(Data items)

---

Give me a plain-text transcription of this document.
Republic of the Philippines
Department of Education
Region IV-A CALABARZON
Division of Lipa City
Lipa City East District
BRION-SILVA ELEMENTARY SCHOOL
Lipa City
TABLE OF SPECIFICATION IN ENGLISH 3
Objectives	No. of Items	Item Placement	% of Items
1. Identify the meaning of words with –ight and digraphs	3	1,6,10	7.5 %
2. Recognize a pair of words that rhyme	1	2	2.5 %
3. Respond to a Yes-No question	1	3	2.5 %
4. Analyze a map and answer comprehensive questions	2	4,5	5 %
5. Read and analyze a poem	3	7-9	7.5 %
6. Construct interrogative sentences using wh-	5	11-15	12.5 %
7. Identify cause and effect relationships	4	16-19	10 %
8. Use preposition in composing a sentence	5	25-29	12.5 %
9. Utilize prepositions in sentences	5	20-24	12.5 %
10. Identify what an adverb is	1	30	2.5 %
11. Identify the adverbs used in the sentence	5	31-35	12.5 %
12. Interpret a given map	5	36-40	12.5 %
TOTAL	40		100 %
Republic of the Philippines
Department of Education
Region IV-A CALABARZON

---

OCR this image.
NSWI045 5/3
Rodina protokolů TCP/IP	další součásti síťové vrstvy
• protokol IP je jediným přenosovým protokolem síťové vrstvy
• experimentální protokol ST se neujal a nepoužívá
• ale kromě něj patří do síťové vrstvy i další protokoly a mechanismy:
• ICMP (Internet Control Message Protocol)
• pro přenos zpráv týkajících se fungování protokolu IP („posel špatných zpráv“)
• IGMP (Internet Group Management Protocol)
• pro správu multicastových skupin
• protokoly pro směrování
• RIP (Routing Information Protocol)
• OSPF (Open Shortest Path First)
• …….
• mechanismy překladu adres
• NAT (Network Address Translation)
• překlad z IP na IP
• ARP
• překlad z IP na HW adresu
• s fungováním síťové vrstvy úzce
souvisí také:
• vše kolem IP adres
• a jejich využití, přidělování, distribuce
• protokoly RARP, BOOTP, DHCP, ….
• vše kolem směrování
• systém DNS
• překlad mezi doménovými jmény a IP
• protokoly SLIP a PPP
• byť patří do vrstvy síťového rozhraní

---

**Set task**
Across the data above, how many lines include the word "City"? Give only the count.

**Answer to the task**
3